**REQUIRED TASK**
Below are some entries. Work out how many of their lines hold the word "石墨导电", and write that number alone.

---

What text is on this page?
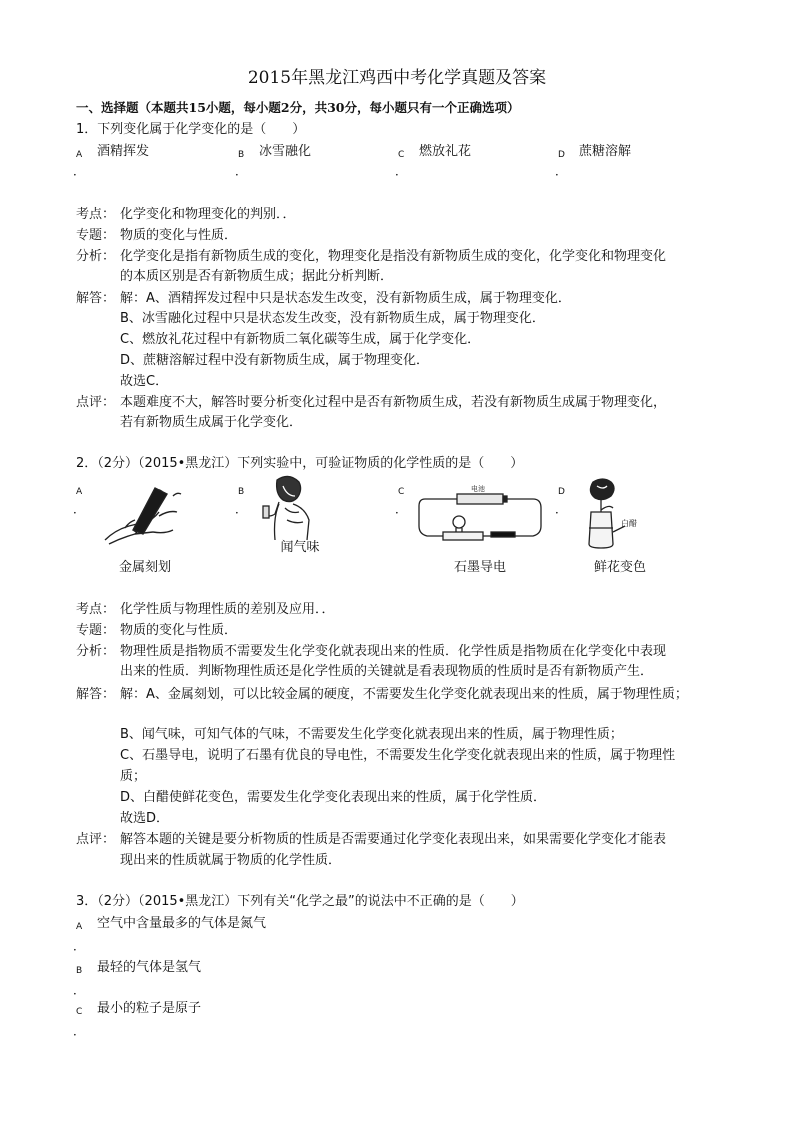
2015年黑龙江鸡西中考化学真题及答案
一、选择题（本题共15小题，每小题2分，共30分，每小题只有一个正确选项）
1．下列变化属于化学变化的是（　　）
A 酒精挥发
．
B 冰雪融化
．
C 燃放礼花
．
D 蔗糖溶解
．
考点： 化学变化和物理变化的判别．．
专题： 物质的变化与性质．
分析： 化学变化是指有新物质生成的变化，物理变化是指没有新物质生成的变化，化学变化和物理变化
的本质区别是否有新物质生成；据此分析判断．
解答： 解：A、酒精挥发过程中只是状态发生改变，没有新物质生成，属于物理变化．
B、冰雪融化过程中只是状态发生改变，没有新物质生成，属于物理变化．
C、燃放礼花过程中有新物质二氧化碳等生成，属于化学变化．
D、蔗糖溶解过程中没有新物质生成，属于物理变化．
故选C．
点评： 本题难度不大，解答时要分析变化过程中是否有新物质生成，若没有新物质生成属于物理变化，
若有新物质生成属于化学变化．
2．（2分）（2015•黑龙江）下列实验中，可验证物质的化学性质的是（　　）
A
．
B
．
C
．
D
．
金属刻划
闻气味
电池
石墨导电
白醋
鲜花变色
考点： 化学性质与物理性质的差别及应用．．
专题： 物质的变化与性质．
分析： 物理性质是指物质不需要发生化学变化就表现出来的性质．化学性质是指物质在化学变化中表现
出来的性质．判断物理性质还是化学性质的关键就是看表现物质的性质时是否有新物质产生．
解答： 解：A、金属刻划，可以比较金属的硬度，不需要发生化学变化就表现出来的性质，属于物理性质；
B、闻气味，可知气体的气味，不需要发生化学变化就表现出来的性质，属于物理性质；
C、石墨导电，说明了石墨有优良的导电性，不需要发生化学变化就表现出来的性质，属于物理性
质；
D、白醋使鲜花变色，需要发生化学变化表现出来的性质，属于化学性质．
故选D．
点评： 解答本题的关键是要分析物质的性质是否需要通过化学变化表现出来，如果需要化学变化才能表
现出来的性质就属于物质的化学性质．
3．（2分）（2015•黑龙江）下列有关“化学之最”的说法中不正确的是（　　）
A 空气中含量最多的气体是氮气
．
B 最轻的气体是氢气
．
C 最小的粒子是原子
．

---

**OUTPUT**
2